* DESCRIPTION OF THE TASK
Repeat the material below exactly, line for line.

● ● ● ●

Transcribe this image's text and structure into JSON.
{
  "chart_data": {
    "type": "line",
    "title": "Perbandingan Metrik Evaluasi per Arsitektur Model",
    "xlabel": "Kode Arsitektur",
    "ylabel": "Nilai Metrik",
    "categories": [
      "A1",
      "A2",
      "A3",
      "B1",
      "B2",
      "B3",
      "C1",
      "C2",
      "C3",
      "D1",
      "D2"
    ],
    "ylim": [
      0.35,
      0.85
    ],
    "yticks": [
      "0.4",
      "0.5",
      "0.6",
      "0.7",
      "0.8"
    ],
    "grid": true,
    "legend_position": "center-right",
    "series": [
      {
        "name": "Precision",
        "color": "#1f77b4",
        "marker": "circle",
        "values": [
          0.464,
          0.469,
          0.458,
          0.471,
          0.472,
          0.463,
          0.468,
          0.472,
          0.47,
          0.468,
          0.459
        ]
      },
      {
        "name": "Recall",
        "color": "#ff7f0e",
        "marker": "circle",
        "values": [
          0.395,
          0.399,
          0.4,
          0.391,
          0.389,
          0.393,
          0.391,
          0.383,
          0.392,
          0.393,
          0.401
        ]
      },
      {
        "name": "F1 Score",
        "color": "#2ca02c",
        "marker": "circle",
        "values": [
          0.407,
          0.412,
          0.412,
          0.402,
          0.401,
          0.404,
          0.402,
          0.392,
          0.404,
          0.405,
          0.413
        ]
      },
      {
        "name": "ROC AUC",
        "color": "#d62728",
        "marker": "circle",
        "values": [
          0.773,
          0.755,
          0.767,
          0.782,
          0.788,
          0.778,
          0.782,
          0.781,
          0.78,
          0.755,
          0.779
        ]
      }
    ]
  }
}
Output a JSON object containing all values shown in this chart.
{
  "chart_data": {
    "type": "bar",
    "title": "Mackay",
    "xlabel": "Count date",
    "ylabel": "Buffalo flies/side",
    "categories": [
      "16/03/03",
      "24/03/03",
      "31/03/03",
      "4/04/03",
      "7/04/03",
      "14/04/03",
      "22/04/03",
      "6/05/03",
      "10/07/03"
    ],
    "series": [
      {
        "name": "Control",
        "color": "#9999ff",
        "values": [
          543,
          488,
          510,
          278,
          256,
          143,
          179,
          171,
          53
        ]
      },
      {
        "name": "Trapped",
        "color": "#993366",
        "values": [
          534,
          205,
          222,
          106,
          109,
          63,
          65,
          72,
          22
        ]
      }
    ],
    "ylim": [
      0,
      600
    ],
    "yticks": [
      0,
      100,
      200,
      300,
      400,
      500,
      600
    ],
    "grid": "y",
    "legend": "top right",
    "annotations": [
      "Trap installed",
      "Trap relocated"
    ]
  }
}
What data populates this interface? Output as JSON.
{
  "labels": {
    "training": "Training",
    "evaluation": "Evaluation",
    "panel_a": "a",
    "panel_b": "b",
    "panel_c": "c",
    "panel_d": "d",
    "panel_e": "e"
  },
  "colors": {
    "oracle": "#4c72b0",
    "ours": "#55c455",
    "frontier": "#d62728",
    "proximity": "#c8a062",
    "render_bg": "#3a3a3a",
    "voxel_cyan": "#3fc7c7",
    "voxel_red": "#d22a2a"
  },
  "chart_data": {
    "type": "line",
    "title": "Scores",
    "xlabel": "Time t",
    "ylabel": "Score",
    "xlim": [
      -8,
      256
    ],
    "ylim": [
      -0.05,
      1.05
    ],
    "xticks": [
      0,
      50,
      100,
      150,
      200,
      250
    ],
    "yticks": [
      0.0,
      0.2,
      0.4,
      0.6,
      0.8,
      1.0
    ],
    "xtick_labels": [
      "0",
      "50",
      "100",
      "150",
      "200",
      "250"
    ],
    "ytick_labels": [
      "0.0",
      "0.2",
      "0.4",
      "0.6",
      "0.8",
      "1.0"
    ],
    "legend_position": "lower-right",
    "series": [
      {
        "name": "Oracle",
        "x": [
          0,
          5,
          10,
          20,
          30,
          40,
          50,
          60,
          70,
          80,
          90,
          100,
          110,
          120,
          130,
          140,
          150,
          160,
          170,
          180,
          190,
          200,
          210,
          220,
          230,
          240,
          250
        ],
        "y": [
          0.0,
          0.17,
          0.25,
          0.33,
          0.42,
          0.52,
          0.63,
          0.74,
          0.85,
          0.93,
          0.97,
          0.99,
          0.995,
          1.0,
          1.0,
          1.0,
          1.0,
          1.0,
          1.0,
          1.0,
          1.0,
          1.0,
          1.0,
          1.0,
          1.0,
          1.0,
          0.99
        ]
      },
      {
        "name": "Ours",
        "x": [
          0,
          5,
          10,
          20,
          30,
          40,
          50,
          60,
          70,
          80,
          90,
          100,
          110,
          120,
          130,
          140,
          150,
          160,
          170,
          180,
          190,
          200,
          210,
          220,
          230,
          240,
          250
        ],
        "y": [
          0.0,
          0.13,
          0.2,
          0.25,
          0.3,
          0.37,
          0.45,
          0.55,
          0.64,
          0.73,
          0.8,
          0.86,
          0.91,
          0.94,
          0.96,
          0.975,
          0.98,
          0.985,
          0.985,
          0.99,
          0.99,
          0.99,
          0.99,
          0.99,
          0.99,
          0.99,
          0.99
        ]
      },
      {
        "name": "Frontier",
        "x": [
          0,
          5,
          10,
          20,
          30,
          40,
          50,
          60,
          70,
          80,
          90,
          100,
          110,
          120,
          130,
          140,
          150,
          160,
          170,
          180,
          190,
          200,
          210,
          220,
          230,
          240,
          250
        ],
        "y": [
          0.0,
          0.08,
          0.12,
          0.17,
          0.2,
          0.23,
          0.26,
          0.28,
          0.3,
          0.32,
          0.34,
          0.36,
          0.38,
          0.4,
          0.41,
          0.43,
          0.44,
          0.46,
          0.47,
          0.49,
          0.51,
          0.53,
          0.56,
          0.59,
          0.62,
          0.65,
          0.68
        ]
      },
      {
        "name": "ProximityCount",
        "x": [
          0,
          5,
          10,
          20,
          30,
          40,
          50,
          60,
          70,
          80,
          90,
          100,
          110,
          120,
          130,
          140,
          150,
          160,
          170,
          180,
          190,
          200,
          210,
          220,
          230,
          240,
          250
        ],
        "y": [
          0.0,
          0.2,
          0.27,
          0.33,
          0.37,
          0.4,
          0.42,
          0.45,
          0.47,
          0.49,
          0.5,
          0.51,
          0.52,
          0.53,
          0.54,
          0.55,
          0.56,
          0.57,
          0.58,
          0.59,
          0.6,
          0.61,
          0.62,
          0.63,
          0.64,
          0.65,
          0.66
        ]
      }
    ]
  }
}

● ● ● ●

* RESPONSE FOR THIS EXERCISE
Transcribe this image's text and structure into JSON.
{
  "chart_data": {
    "type": "line",
    "title": "Perbandingan Metrik Evaluasi per Arsitektur Model",
    "xlabel": "Kode Arsitektur",
    "ylabel": "Nilai Metrik",
    "categories": [
      "A1",
      "A2",
      "A3",
      "B1",
      "B2",
      "B3",
      "C1",
      "C2",
      "C3",
      "D1",
      "D2"
    ],
    "ylim": [
      0.35,
      0.85
    ],
    "yticks": [
      "0.4",
      "0.5",
      "0.6",
      "0.7",
      "0.8"
    ],
    "grid": true,
    "legend_position": "center-right",
    "series": [
      {
        "name": "Precision",
        "color": "#1f77b4",
        "marker": "circle",
        "values": [
          0.464,
          0.469,
          0.458,
          0.471,
          0.472,
          0.463,
          0.468,
          0.472,
          0.47,
          0.468,
          0.459
        ]
      },
      {
        "name": "Recall",
        "color": "#ff7f0e",
        "marker": "circle",
        "values": [
          0.395,
          0.399,
          0.4,
          0.391,
          0.389,
          0.393,
          0.391,
          0.383,
          0.392,
          0.393,
          0.401
        ]
      },
      {
        "name": "F1 Score",
        "color": "#2ca02c",
        "marker": "circle",
        "values": [
          0.407,
          0.412,
          0.412,
          0.402,
          0.401,
          0.404,
          0.402,
          0.392,
          0.404,
          0.405,
          0.413
        ]
      },
      {
        "name": "ROC AUC",
        "color": "#d62728",
        "marker": "circle",
        "values": [
          0.773,
          0.755,
          0.767,
          0.782,
          0.788,
          0.778,
          0.782,
          0.781,
          0.78,
          0.755,
          0.779
        ]
      }
    ]
  }
}
Output a JSON object containing all values shown in this chart.
{
  "chart_data": {
    "type": "bar",
    "title": "Mackay",
    "xlabel": "Count date",
    "ylabel": "Buffalo flies/side",
    "categories": [
      "16/03/03",
      "24/03/03",
      "31/03/03",
      "4/04/03",
      "7/04/03",
      "14/04/03",
      "22/04/03",
      "6/05/03",
      "10/07/03"
    ],
    "series": [
      {
        "name": "Control",
        "color": "#9999ff",
        "values": [
          543,
          488,
          510,
          278,
          256,
          143,
          179,
          171,
          53
        ]
      },
      {
        "name": "Trapped",
        "color": "#993366",
        "values": [
          534,
          205,
          222,
          106,
          109,
          63,
          65,
          72,
          22
        ]
      }
    ],
    "ylim": [
      0,
      600
    ],
    "yticks": [
      0,
      100,
      200,
      300,
      400,
      500,
      600
    ],
    "grid": "y",
    "legend": "top right",
    "annotations": [
      "Trap installed",
      "Trap relocated"
    ]
  }
}
What data populates this interface? Output as JSON.
{
  "labels": {
    "training": "Training",
    "evaluation": "Evaluation",
    "panel_a": "a",
    "panel_b": "b",
    "panel_c": "c",
    "panel_d": "d",
    "panel_e": "e"
  },
  "colors": {
    "oracle": "#4c72b0",
    "ours": "#55c455",
    "frontier": "#d62728",
    "proximity": "#c8a062",
    "render_bg": "#3a3a3a",
    "voxel_cyan": "#3fc7c7",
    "voxel_red": "#d22a2a"
  },
  "chart_data": {
    "type": "line",
    "title": "Scores",
    "xlabel": "Time t",
    "ylabel": "Score",
    "xlim": [
      -8,
      256
    ],
    "ylim": [
      -0.05,
      1.05
    ],
    "xticks": [
      0,
      50,
      100,
      150,
      200,
      250
    ],
    "yticks": [
      0.0,
      0.2,
      0.4,
      0.6,
      0.8,
      1.0
    ],
    "xtick_labels": [
      "0",
      "50",
      "100",
      "150",
      "200",
      "250"
    ],
    "ytick_labels": [
      "0.0",
      "0.2",
      "0.4",
      "0.6",
      "0.8",
      "1.0"
    ],
    "legend_position": "lower-right",
    "series": [
      {
        "name": "Oracle",
        "x": [
          0,
          5,
          10,
          20,
          30,
          40,
          50,
          60,
          70,
          80,
          90,
          100,
          110,
          120,
          130,
          140,
          150,
          160,
          170,
          180,
          190,
          200,
          210,
          220,
          230,
          240,
          250
        ],
        "y": [
          0.0,
          0.17,
          0.25,
          0.33,
          0.42,
          0.52,
          0.63,
          0.74,
          0.85,
          0.93,
          0.97,
          0.99,
          0.995,
          1.0,
          1.0,
          1.0,
          1.0,
          1.0,
          1.0,
          1.0,
          1.0,
          1.0,
          1.0,
          1.0,
          1.0,
          1.0,
          0.99
        ]
      },
      {
        "name": "Ours",
        "x": [
          0,
          5,
          10,
          20,
          30,
          40,
          50,
          60,
          70,
          80,
          90,
          100,
          110,
          120,
          130,
          140,
          150,
          160,
          170,
          180,
          190,
          200,
          210,
          220,
          230,
          240,
          250
        ],
        "y": [
          0.0,
          0.13,
          0.2,
          0.25,
          0.3,
          0.37,
          0.45,
          0.55,
          0.64,
          0.73,
          0.8,
          0.86,
          0.91,
          0.94,
          0.96,
          0.975,
          0.98,
          0.985,
          0.985,
          0.99,
          0.99,
          0.99,
          0.99,
          0.99,
          0.99,
          0.99,
          0.99
        ]
      },
      {
        "name": "Frontier",
        "x": [
          0,
          5,
          10,
          20,
          30,
          40,
          50,
          60,
          70,
          80,
          90,
          100,
          110,
          120,
          130,
          140,
          150,
          160,
          170,
          180,
          190,
          200,
          210,
          220,
          230,
          240,
          250
        ],
        "y": [
          0.0,
          0.08,
          0.12,
          0.17,
          0.2,
          0.23,
          0.26,
          0.28,
          0.3,
          0.32,
          0.34,
          0.36,
          0.38,
          0.4,
          0.41,
          0.43,
          0.44,
          0.46,
          0.47,
          0.49,
          0.51,
          0.53,
          0.56,
          0.59,
          0.62,
          0.65,
          0.68
        ]
      },
      {
        "name": "ProximityCount",
        "x": [
          0,
          5,
          10,
          20,
          30,
          40,
          50,
          60,
          70,
          80,
          90,
          100,
          110,
          120,
          130,
          140,
          150,
          160,
          170,
          180,
          190,
          200,
          210,
          220,
          230,
          240,
          250
        ],
        "y": [
          0.0,
          0.2,
          0.27,
          0.33,
          0.37,
          0.4,
          0.42,
          0.45,
          0.47,
          0.49,
          0.5,
          0.51,
          0.52,
          0.53,
          0.54,
          0.55,
          0.56,
          0.57,
          0.58,
          0.59,
          0.6,
          0.61,
          0.62,
          0.63,
          0.64,
          0.65,
          0.66
        ]
      }
    ]
  }
}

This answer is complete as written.